* begin *

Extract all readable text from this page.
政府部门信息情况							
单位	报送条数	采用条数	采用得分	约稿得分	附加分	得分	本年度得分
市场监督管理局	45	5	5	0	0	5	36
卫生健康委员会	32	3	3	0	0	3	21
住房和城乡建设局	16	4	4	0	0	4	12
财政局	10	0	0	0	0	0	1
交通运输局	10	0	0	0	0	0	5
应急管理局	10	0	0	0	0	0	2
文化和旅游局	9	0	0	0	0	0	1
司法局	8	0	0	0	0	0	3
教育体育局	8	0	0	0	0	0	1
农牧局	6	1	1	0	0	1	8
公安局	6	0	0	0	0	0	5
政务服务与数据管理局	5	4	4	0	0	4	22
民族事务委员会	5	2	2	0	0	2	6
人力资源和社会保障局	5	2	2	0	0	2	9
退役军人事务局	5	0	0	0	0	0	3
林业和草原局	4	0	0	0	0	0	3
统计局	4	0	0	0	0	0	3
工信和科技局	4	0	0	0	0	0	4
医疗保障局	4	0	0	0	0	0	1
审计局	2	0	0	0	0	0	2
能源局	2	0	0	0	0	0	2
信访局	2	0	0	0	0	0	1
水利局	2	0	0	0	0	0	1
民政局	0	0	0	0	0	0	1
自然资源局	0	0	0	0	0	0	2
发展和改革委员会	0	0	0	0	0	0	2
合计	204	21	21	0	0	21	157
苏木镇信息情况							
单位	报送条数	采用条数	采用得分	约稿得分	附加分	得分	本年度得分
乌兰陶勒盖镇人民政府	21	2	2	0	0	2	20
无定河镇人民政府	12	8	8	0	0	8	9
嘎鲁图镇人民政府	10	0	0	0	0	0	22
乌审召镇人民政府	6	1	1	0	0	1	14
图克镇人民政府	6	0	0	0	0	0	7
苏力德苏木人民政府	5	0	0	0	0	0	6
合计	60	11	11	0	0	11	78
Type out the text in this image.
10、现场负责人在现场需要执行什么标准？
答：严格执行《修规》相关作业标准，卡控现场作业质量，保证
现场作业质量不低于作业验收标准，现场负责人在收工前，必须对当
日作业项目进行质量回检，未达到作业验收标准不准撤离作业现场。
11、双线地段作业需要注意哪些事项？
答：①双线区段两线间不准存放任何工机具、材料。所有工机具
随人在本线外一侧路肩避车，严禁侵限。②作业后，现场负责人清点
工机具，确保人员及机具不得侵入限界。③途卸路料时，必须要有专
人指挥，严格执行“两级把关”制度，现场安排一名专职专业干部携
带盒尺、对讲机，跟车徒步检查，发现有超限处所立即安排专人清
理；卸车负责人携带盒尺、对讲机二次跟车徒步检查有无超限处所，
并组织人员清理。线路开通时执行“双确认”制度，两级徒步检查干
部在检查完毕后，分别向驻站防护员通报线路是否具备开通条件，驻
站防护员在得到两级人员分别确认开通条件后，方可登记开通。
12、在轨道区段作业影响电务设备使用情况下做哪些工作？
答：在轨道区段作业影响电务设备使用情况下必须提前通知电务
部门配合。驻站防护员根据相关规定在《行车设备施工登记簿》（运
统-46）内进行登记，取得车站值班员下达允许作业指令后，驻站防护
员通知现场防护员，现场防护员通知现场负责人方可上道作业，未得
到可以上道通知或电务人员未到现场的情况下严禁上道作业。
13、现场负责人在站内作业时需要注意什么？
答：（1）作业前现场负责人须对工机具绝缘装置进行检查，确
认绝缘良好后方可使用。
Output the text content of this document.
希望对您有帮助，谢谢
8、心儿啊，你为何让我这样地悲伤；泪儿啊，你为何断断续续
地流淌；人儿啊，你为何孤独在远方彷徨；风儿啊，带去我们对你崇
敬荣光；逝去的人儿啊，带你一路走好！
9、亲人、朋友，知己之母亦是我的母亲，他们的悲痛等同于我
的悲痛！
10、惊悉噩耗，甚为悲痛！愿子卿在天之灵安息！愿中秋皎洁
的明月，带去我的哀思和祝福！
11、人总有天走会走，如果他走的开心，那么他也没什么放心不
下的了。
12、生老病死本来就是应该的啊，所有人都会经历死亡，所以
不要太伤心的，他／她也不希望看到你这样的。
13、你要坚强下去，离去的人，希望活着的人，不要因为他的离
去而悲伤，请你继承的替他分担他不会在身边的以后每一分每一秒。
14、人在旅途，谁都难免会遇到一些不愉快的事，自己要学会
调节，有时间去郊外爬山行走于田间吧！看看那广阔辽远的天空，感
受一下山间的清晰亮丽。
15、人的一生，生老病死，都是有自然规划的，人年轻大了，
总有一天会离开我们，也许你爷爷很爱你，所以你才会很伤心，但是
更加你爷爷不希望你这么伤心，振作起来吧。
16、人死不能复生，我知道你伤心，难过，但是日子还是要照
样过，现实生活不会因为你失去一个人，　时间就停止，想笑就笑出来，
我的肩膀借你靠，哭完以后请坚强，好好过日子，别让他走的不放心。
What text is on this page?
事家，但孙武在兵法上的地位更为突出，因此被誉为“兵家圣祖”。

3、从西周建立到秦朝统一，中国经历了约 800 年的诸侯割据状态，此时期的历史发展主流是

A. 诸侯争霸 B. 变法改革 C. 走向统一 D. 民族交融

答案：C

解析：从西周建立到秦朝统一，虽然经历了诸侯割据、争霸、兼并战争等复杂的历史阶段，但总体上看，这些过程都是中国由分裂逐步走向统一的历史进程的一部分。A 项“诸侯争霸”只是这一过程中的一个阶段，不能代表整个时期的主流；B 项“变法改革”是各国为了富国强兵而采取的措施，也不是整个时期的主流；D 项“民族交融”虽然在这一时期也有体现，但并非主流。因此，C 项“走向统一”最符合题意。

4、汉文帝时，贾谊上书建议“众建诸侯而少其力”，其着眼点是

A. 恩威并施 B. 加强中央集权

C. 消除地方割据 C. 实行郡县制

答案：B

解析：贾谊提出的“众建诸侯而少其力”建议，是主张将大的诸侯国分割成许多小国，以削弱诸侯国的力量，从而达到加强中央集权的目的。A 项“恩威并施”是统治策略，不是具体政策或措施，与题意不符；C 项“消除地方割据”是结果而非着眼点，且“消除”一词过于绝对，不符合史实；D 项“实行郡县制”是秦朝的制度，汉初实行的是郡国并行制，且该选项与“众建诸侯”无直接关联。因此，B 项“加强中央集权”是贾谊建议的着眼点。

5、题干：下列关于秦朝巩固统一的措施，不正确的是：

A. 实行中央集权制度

* end *

● **Directive**
With both ends included, please retype exactly the lines from the line containing "Output the text content of this document." to the final line of the data.

● **Solution**
Output the text content of this document.
希望对您有帮助，谢谢
8、心儿啊，你为何让我这样地悲伤；泪儿啊，你为何断断续续
地流淌；人儿啊，你为何孤独在远方彷徨；风儿啊，带去我们对你崇
敬荣光；逝去的人儿啊，带你一路走好！
9、亲人、朋友，知己之母亦是我的母亲，他们的悲痛等同于我
的悲痛！
10、惊悉噩耗，甚为悲痛！愿子卿在天之灵安息！愿中秋皎洁
的明月，带去我的哀思和祝福！
11、人总有天走会走，如果他走的开心，那么他也没什么放心不
下的了。
12、生老病死本来就是应该的啊，所有人都会经历死亡，所以
不要太伤心的，他／她也不希望看到你这样的。
13、你要坚强下去，离去的人，希望活着的人，不要因为他的离
去而悲伤，请你继承的替他分担他不会在身边的以后每一分每一秒。
14、人在旅途，谁都难免会遇到一些不愉快的事，自己要学会
调节，有时间去郊外爬山行走于田间吧！看看那广阔辽远的天空，感
受一下山间的清晰亮丽。
15、人的一生，生老病死，都是有自然规划的，人年轻大了，
总有一天会离开我们，也许你爷爷很爱你，所以你才会很伤心，但是
更加你爷爷不希望你这么伤心，振作起来吧。
16、人死不能复生，我知道你伤心，难过，但是日子还是要照
样过，现实生活不会因为你失去一个人，　时间就停止，想笑就笑出来，
我的肩膀借你靠，哭完以后请坚强，好好过日子，别让他走的不放心。
What text is on this page?
事家，但孙武在兵法上的地位更为突出，因此被誉为“兵家圣祖”。

3、从西周建立到秦朝统一，中国经历了约 800 年的诸侯割据状态，此时期的历史发展主流是

A. 诸侯争霸 B. 变法改革 C. 走向统一 D. 民族交融

答案：C

解析：从西周建立到秦朝统一，虽然经历了诸侯割据、争霸、兼并战争等复杂的历史阶段，但总体上看，这些过程都是中国由分裂逐步走向统一的历史进程的一部分。A 项“诸侯争霸”只是这一过程中的一个阶段，不能代表整个时期的主流；B 项“变法改革”是各国为了富国强兵而采取的措施，也不是整个时期的主流；D 项“民族交融”虽然在这一时期也有体现，但并非主流。因此，C 项“走向统一”最符合题意。

4、汉文帝时，贾谊上书建议“众建诸侯而少其力”，其着眼点是

A. 恩威并施 B. 加强中央集权

C. 消除地方割据 C. 实行郡县制

答案：B

解析：贾谊提出的“众建诸侯而少其力”建议，是主张将大的诸侯国分割成许多小国，以削弱诸侯国的力量，从而达到加强中央集权的目的。A 项“恩威并施”是统治策略，不是具体政策或措施，与题意不符；C 项“消除地方割据”是结果而非着眼点，且“消除”一词过于绝对，不符合史实；D 项“实行郡县制”是秦朝的制度，汉初实行的是郡国并行制，且该选项与“众建诸侯”无直接关联。因此，B 项“加强中央集权”是贾谊建议的着眼点。

5、题干：下列关于秦朝巩固统一的措施，不正确的是：

A. 实行中央集权制度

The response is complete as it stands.